**PROMPT:**
Return the number of lines holding "that", with nothing added.

**MATERIAL:**
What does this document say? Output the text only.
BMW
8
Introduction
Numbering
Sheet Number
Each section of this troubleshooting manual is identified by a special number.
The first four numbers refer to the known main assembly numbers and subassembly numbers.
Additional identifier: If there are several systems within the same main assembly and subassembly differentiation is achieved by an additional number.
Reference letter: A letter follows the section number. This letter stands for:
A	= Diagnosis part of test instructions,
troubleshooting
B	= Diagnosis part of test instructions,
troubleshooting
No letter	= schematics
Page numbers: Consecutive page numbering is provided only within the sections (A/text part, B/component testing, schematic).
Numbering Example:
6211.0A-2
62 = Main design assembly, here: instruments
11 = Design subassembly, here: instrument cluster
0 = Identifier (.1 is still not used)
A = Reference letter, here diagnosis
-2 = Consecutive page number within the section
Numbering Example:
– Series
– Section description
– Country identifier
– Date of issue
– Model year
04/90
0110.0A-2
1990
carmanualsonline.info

* * *

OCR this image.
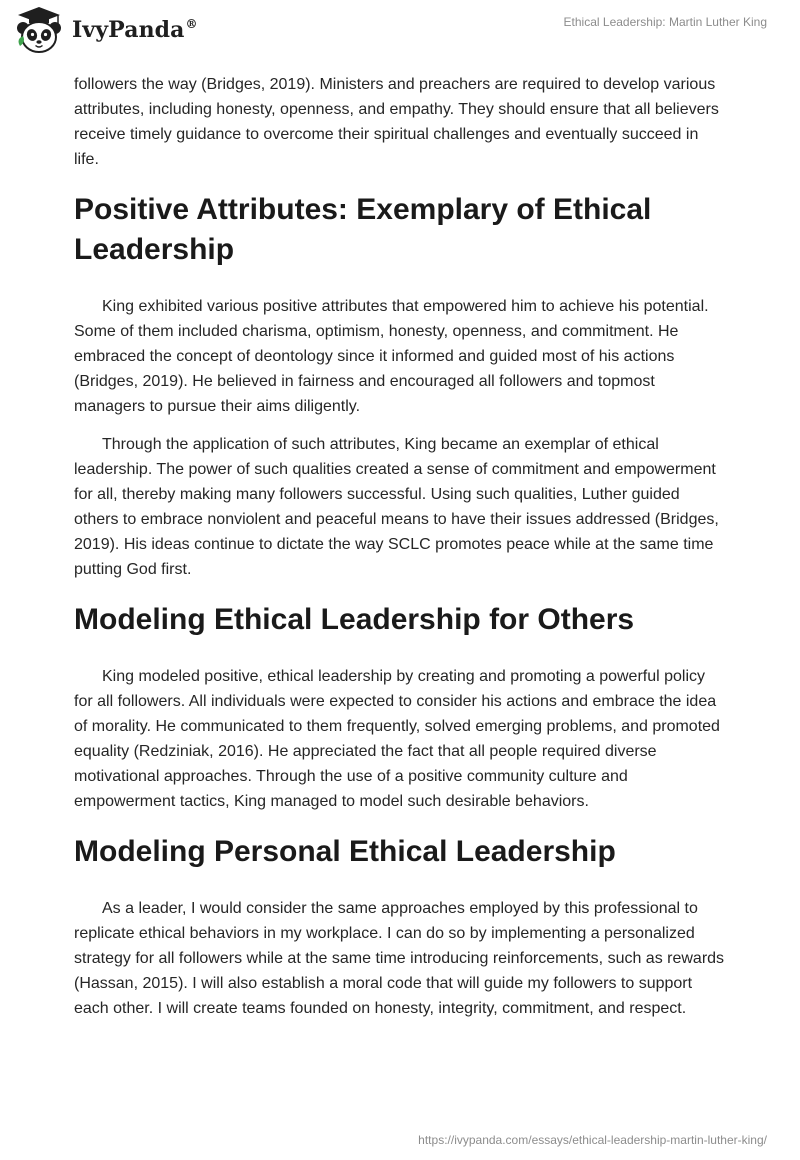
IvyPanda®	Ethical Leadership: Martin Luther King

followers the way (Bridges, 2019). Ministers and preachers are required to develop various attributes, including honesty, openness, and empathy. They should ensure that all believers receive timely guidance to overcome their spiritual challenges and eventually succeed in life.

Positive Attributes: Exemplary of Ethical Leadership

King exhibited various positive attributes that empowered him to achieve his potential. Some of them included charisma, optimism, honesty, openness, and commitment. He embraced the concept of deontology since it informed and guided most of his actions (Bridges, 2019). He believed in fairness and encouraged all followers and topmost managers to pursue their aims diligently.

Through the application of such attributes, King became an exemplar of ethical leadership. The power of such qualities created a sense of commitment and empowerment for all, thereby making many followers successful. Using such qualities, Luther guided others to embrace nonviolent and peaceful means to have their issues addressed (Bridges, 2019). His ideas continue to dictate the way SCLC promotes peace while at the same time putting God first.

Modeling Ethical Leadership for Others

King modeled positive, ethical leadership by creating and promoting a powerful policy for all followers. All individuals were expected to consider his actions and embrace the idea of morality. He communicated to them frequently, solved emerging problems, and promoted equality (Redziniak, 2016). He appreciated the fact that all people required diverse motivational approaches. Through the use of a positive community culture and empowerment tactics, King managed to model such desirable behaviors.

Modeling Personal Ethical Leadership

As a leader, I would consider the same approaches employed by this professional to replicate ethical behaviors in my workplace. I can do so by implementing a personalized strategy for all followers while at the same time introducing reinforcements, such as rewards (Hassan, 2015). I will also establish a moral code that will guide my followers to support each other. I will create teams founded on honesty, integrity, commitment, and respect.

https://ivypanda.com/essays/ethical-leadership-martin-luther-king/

**SOLUTION TO THIS EXERCISE:**
4